Written problem:
Print all entries word for word.

Lines of data:
====================

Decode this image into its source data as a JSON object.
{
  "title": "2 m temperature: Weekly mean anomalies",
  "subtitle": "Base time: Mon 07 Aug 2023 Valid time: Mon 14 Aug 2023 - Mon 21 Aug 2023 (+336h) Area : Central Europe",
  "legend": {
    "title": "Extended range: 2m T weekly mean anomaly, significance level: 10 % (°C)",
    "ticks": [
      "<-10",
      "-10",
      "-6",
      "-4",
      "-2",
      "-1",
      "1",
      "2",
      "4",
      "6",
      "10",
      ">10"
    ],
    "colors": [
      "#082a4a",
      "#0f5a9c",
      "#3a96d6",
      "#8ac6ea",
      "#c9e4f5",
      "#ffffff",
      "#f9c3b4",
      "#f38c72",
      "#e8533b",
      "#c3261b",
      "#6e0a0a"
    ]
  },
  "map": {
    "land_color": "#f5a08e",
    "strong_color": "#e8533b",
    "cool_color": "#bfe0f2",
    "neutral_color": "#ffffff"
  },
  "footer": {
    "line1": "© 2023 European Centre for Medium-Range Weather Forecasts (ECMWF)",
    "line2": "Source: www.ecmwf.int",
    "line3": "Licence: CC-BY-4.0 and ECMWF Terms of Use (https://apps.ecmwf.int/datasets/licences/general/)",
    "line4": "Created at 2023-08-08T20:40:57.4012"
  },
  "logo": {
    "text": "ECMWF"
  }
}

====================

Result of this task:
Decode this image into its source data as a JSON object.
{
  "title": "2 m temperature: Weekly mean anomalies",
  "subtitle": "Base time: Mon 07 Aug 2023 Valid time: Mon 14 Aug 2023 - Mon 21 Aug 2023 (+336h) Area : Central Europe",
  "legend": {
    "title": "Extended range: 2m T weekly mean anomaly, significance level: 10 % (°C)",
    "ticks": [
      "<-10",
      "-10",
      "-6",
      "-4",
      "-2",
      "-1",
      "1",
      "2",
      "4",
      "6",
      "10",
      ">10"
    ],
    "colors": [
      "#082a4a",
      "#0f5a9c",
      "#3a96d6",
      "#8ac6ea",
      "#c9e4f5",
      "#ffffff",
      "#f9c3b4",
      "#f38c72",
      "#e8533b",
      "#c3261b",
      "#6e0a0a"
    ]
  },
  "map": {
    "land_color": "#f5a08e",
    "strong_color": "#e8533b",
    "cool_color": "#bfe0f2",
    "neutral_color": "#ffffff"
  },
  "footer": {
    "line1": "© 2023 European Centre for Medium-Range Weather Forecasts (ECMWF)",
    "line2": "Source: www.ecmwf.int",
    "line3": "Licence: CC-BY-4.0 and ECMWF Terms of Use (https://apps.ecmwf.int/datasets/licences/general/)",
    "line4": "Created at 2023-08-08T20:40:57.4012"
  },
  "logo": {
    "text": "ECMWF"
  }
}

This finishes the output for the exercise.